Entradas de origem:

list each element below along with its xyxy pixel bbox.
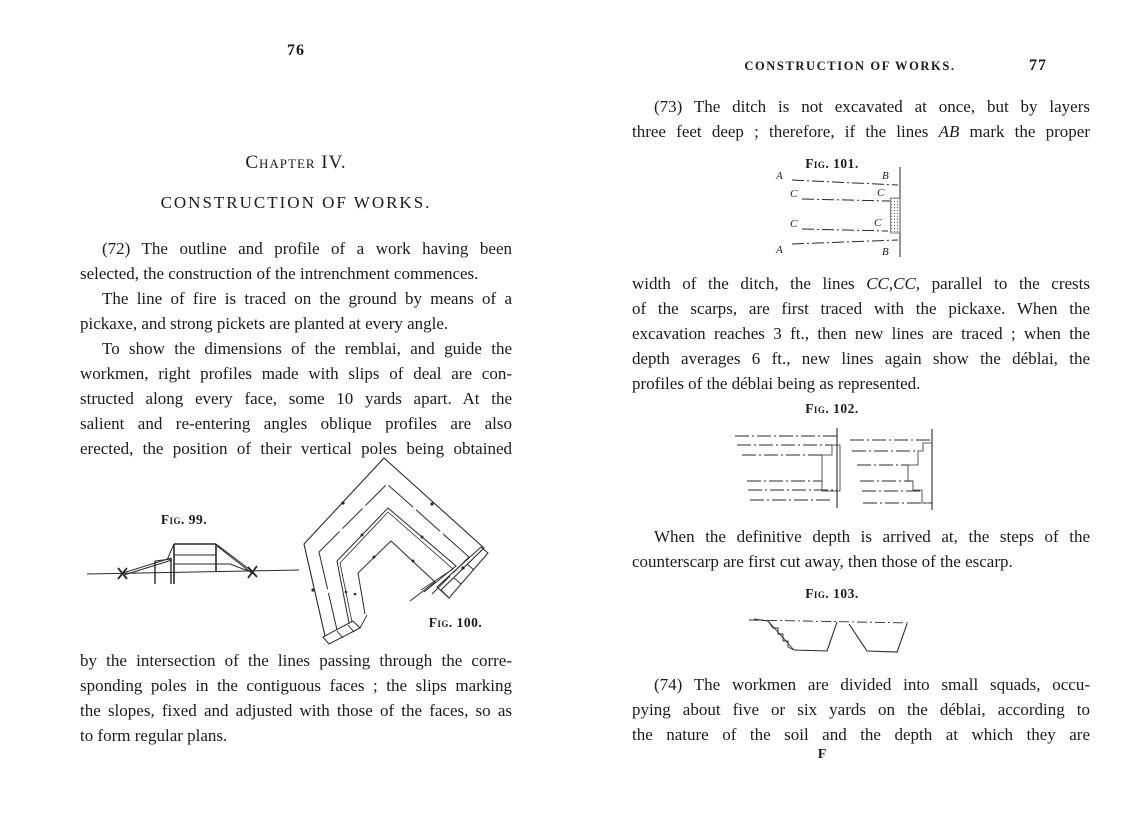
text-line: to form regular plans. [80,726,228,745]
fig-102-label: Fig. 102. [805,401,859,416]
section-heading: CONSTRUCTION OF WORKS. [160,193,432,212]
text-line: profiles of the déblai being as represented. [632,374,921,393]
fig101-letter: B [882,246,889,258]
text-line: To show the dimensions of the remblai, and guide the [102,339,512,358]
page-number-right: 77 [1029,57,1047,74]
fig101-letter: C [877,187,885,199]
fig101-letter: C [790,188,798,200]
text-line: width of the ditch, the lines CC,CC, parallel to the crests [632,274,1090,293]
text-line: structed along every face, some 10 yards apart. At the [80,389,512,408]
text-line: by the intersection of the lines passing through the corre- [80,651,512,670]
italic-ab: AB [938,122,960,141]
text-line: (73) The ditch is not excavated at once, but by layers [654,97,1090,116]
fig101-letter: A [776,244,783,256]
text-line: sponding poles in the contiguous faces ; the slips marking [80,676,512,695]
text-line: The line of fire is traced on the ground by means of a [102,289,512,308]
fig-101-drawing [770,167,910,262]
fig101-letter: A [776,170,783,182]
right-text-para74 [632,672,1090,747]
fig101-letter: C [790,218,798,230]
fig101-letter: C [874,217,882,229]
text-line: selected, the construction of the intrenchment commences. [80,264,479,283]
text-line: of the scarps, are first traced with the pickaxe. When the [632,299,1090,318]
fig-99-drawing [85,531,305,606]
text-line: workmen, right profiles made with slips of deal are con- [80,364,512,383]
fig101-letter: B [882,170,889,182]
text-line: salient and re-entering angles oblique profiles are also [80,414,512,433]
left-text-upper [80,236,512,461]
text-line: pickaxe, and strong pickets are planted at every angle. [80,314,449,333]
fig-100-label: Fig. 100. [428,615,483,630]
signature-mark: F [817,747,827,762]
text-line: (72) The outline and profile of a work having been [102,239,512,258]
text-line: (74) The workmen are divided into small squads, occu- [654,675,1090,694]
fig-99-label: Fig. 99. [160,512,208,527]
fig-101-label: Fig. 101. [805,156,859,171]
text-line: the nature of the soil and the depth at which they are [632,725,1090,744]
chapter-heading: Chapter IV. [245,152,347,173]
fig-103-drawing [745,603,915,658]
right-text-depth [632,524,1090,574]
right-text-para73 [632,94,1090,144]
page-number-left: 76 [287,42,305,59]
text-line: three feet deep ; therefore, if the lines AB mark the proper [632,122,1090,141]
fig-102-drawing [733,426,935,512]
text-line: counterscarp are first cut away, then those of the escarp. [632,552,1013,571]
left-text-lower [80,648,512,748]
running-header: CONSTRUCTION OF WORKS. [744,59,956,73]
italic-cc: CC,CC, [866,274,921,293]
text-line: When the definitive depth is arrived at, the steps of the [654,527,1090,546]
fig-103-label: Fig. 103. [805,586,859,601]
right-text-width [632,271,1090,396]
text-line: pying about five or six yards on the déblai, according to [632,700,1090,719]
text-line: erected, the position of their vertical poles being obtained [80,439,512,458]
text-line: depth averages 6 ft., new lines again show the déblai, the [632,349,1090,368]
text-line: excavation reaches 3 ft., then new lines are traced ; when the [632,324,1090,343]
text-line: the slopes, fixed and adjusted with those of the faces, so as [80,701,512,720]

Instruções: Localize nas entradas acima cada linha em que aparece a palavra "letter" e copie essas linhas.

Resultado:
fig101-letter: B [882,246,889,258]
fig101-letter: C [877,187,885,199]
fig101-letter: C [790,188,798,200]
fig101-letter: A [776,244,783,256]
fig101-letter: A [776,170,783,182]
fig101-letter: C [790,218,798,230]
fig101-letter: C [874,217,882,229]
fig101-letter: B [882,170,889,182]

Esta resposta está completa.